Data provided
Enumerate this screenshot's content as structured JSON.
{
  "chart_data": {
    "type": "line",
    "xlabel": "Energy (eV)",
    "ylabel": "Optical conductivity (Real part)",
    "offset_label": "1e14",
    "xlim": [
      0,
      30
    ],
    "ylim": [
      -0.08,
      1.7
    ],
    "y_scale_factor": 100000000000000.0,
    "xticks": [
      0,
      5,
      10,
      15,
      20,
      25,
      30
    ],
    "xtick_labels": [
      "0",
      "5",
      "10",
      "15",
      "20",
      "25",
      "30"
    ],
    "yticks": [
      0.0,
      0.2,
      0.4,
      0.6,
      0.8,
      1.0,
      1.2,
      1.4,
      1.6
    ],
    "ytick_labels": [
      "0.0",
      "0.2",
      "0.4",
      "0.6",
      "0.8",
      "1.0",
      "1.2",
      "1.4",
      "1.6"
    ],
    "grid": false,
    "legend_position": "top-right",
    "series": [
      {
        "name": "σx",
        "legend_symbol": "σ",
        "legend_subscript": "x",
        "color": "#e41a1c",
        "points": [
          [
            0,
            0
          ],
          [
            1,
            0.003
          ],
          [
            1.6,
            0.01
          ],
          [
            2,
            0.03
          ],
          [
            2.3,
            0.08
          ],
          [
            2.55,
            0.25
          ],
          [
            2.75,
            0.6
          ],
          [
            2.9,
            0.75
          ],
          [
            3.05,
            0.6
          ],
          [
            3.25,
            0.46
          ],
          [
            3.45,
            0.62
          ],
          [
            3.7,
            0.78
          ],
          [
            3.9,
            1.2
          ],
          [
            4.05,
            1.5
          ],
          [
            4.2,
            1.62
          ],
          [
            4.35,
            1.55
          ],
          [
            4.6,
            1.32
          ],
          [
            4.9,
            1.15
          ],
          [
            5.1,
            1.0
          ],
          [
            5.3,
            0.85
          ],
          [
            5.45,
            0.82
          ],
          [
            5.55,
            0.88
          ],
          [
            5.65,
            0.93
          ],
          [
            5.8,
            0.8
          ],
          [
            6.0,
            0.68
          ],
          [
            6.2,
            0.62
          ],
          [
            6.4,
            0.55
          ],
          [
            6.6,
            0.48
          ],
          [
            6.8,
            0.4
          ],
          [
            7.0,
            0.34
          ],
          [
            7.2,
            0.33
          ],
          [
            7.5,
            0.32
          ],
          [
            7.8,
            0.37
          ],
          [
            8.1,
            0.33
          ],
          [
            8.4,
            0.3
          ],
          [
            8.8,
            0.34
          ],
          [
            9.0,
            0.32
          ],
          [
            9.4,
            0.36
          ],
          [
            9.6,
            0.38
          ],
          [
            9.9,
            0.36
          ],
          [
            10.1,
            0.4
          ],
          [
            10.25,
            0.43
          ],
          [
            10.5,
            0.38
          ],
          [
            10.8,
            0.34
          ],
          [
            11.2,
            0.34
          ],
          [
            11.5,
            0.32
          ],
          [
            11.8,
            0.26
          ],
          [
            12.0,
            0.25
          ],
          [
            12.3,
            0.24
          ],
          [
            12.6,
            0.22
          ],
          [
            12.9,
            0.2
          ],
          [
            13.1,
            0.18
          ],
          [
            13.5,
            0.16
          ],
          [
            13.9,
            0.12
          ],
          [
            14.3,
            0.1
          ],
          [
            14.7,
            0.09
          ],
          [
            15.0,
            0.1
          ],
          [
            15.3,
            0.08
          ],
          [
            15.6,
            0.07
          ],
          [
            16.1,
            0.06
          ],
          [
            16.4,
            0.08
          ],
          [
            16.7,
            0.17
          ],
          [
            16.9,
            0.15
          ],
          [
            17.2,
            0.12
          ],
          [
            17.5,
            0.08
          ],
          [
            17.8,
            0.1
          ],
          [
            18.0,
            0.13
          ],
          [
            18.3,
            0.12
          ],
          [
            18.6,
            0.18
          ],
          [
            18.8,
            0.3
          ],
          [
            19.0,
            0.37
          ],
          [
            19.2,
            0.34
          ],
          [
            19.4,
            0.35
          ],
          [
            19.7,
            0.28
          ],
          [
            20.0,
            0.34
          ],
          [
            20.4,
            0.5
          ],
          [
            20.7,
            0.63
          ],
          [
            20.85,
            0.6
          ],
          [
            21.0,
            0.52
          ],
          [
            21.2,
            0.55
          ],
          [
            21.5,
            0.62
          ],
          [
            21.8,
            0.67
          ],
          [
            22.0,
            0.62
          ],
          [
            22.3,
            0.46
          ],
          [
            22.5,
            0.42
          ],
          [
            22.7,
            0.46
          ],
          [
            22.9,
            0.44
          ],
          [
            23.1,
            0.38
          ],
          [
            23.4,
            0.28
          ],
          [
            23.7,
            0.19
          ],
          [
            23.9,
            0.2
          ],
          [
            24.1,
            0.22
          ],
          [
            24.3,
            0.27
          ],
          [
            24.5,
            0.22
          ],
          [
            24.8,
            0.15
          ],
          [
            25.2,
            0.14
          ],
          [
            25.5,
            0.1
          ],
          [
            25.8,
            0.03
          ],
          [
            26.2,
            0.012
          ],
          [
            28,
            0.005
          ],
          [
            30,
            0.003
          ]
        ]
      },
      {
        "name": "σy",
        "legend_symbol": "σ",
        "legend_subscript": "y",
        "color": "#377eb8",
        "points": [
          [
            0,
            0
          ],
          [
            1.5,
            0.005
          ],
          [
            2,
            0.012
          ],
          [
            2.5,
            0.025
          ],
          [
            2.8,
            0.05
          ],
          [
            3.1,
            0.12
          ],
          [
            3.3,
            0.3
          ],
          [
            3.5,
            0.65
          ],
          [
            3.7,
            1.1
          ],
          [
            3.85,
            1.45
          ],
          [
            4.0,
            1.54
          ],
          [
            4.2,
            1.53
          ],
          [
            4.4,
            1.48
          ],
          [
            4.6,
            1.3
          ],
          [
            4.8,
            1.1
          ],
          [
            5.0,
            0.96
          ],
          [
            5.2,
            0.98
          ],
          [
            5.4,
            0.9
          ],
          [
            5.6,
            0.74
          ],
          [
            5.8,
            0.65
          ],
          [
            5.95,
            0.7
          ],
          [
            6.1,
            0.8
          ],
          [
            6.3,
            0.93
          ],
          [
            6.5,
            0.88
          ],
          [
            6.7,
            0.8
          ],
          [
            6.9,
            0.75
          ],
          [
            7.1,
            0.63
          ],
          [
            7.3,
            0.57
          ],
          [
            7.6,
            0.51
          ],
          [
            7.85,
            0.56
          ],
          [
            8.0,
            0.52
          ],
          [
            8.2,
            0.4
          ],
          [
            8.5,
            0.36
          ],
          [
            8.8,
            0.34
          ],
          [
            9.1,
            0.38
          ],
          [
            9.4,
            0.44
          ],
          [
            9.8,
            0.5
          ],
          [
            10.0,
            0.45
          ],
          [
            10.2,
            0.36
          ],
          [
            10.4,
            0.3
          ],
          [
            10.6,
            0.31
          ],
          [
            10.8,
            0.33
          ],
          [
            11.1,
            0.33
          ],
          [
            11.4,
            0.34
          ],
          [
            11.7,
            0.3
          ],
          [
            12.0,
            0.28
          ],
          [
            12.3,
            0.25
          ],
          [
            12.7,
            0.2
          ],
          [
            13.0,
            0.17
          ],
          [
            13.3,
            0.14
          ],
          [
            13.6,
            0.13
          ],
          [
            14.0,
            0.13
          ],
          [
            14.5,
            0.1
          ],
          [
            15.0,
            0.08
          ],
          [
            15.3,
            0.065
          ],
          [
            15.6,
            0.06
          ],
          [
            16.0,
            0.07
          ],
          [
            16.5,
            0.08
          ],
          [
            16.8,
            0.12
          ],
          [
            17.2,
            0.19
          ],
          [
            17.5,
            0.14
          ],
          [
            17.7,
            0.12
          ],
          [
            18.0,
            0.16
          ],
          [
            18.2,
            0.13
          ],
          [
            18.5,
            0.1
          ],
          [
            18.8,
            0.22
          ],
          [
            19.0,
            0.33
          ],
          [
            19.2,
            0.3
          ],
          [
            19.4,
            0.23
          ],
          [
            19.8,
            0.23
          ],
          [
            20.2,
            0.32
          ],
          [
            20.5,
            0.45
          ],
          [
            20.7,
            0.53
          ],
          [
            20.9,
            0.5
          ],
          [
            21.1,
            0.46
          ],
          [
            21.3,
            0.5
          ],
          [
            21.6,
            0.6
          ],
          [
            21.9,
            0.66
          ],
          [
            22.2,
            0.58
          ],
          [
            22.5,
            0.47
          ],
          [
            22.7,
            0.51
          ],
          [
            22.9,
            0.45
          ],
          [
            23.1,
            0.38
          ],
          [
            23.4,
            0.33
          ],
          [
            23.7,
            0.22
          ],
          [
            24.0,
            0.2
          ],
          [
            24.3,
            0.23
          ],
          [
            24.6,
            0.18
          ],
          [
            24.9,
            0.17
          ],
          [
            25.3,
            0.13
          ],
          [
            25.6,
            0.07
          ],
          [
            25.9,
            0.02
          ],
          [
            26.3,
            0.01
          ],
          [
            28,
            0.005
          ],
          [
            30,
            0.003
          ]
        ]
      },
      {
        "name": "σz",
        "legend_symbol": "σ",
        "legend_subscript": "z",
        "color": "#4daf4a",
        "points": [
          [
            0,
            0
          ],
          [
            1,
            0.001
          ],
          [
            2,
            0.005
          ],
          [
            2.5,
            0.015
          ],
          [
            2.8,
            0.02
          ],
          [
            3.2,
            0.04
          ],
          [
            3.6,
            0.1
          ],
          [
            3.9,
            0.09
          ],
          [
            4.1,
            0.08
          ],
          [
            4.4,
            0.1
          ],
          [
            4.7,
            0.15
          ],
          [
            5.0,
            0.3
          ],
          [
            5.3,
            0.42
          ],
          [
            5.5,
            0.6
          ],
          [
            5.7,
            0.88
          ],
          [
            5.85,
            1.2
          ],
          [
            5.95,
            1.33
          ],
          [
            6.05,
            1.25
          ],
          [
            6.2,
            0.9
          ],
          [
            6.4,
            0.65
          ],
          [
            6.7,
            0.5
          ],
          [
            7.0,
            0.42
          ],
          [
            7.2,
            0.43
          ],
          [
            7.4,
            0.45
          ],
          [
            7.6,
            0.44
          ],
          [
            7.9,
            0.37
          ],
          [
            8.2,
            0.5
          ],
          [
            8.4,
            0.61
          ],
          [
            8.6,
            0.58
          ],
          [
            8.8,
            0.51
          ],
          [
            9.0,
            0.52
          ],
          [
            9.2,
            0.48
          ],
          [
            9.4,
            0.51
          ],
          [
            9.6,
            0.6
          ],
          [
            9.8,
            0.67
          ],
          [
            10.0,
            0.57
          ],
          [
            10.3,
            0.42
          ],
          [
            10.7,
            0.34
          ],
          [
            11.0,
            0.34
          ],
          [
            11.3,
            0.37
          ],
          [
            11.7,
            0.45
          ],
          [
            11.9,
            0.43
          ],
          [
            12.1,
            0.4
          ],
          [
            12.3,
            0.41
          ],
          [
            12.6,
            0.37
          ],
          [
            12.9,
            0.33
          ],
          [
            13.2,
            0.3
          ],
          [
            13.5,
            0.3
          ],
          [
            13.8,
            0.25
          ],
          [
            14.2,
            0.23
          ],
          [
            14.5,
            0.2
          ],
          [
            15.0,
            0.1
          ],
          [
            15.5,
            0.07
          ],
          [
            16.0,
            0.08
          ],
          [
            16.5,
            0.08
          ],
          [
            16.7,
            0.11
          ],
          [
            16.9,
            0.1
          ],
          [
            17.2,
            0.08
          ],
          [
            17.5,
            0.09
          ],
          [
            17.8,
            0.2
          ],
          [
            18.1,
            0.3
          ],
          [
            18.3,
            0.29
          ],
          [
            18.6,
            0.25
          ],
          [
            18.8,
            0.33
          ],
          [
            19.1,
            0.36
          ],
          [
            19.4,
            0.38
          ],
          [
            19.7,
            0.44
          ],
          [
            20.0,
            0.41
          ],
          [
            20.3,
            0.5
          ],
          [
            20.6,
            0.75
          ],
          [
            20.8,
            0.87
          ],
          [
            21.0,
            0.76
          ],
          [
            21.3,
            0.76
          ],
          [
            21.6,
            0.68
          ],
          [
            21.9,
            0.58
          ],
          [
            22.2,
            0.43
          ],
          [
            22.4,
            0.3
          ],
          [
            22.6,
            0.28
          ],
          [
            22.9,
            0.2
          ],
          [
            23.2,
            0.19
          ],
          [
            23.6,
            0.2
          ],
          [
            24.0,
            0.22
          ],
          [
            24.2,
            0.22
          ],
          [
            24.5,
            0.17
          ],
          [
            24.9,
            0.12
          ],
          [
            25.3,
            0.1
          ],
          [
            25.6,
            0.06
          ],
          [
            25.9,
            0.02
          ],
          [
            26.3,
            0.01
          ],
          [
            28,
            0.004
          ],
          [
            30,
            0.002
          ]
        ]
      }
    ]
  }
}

Problem to work on
Look through the material above. Copy each line where the word "color" appears.

Expected answer
        "color": "#e41a1c",
        "color": "#377eb8",
        "color": "#4daf4a",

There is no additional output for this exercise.